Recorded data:

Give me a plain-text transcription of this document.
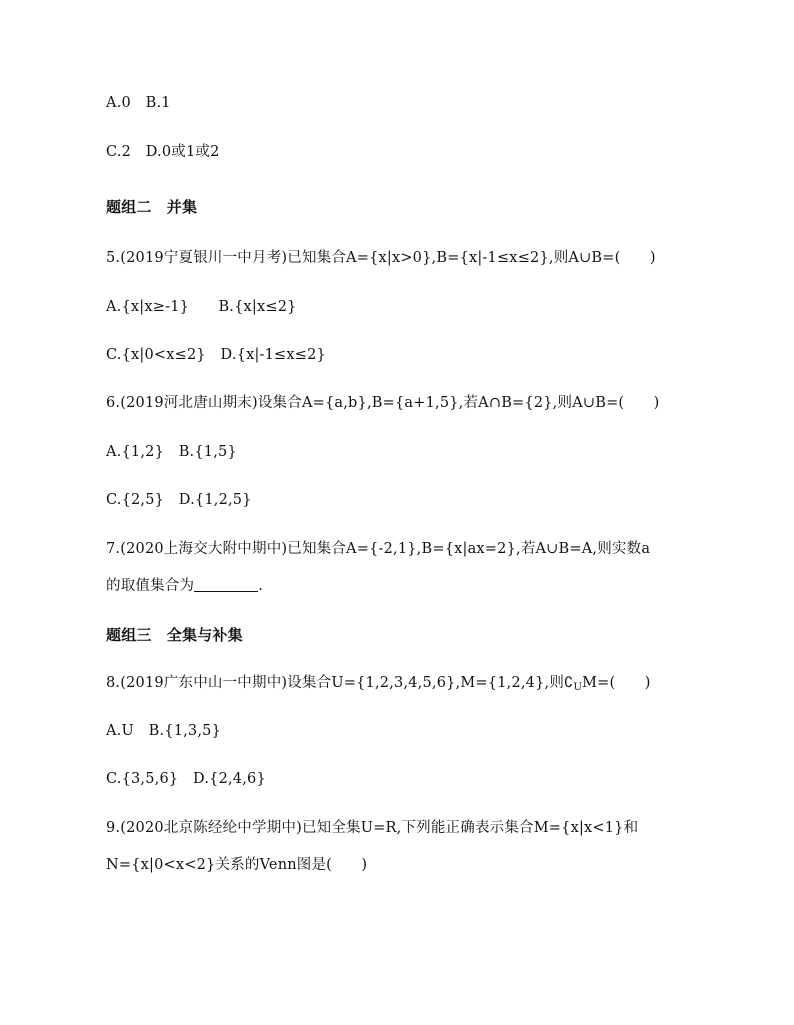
A.0 B.1
C.2 D.0或1或2
题组二 并集
5.(2019宁夏银川一中月考)已知集合A={x|x>0},B={x|-1≤x≤2},则A∪B=(  )
A.{x|x≥-1}  B.{x|x≤2}
C.{x|0<x≤2} D.{x|-1≤x≤2}
6.(2019河北唐山期末)设集合A={a,b},B={a+1,5},若A∩B={2},则A∪B=(  )
A.{1,2} B.{1,5}
C.{2,5} D.{1,2,5}
7.(2020上海交大附中期中)已知集合A={-2,1},B={x|ax=2},若A∪B=A,则实数a
的取值集合为	.
题组三 全集与补集
8.(2019广东中山一中期中)设集合U={1,2,3,4,5,6},M={1,2,4},则$∁_UM=$(  )
A.U B.{1,3,5}
C.{3,5,6} D.{2,4,6}
9.(2020北京陈经纶中学期中)已知全集U=R,下列能正确表示集合M={x|x<1}和
N={x|0<x<2}关系的Venn图是(  )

Exercise description:
Reproduce the whole listing word for word, setting aside any pictures.

Reply to the exercise:
Give me a plain-text transcription of this document.
A.0 B.1
C.2 D.0或1或2
题组二 并集
5.(2019宁夏银川一中月考)已知集合A={x|x>0},B={x|-1≤x≤2},则A∪B=(  )
A.{x|x≥-1}  B.{x|x≤2}
C.{x|0<x≤2} D.{x|-1≤x≤2}
6.(2019河北唐山期末)设集合A={a,b},B={a+1,5},若A∩B={2},则A∪B=(  )
A.{1,2} B.{1,5}
C.{2,5} D.{1,2,5}
7.(2020上海交大附中期中)已知集合A={-2,1},B={x|ax=2},若A∪B=A,则实数a
的取值集合为	.
题组三 全集与补集
8.(2019广东中山一中期中)设集合U={1,2,3,4,5,6},M={1,2,4},则$∁_UM=$(  )
A.U B.{1,3,5}
C.{3,5,6} D.{2,4,6}
9.(2020北京陈经纶中学期中)已知全集U=R,下列能正确表示集合M={x|x<1}和
N={x|0<x<2}关系的Venn图是(  )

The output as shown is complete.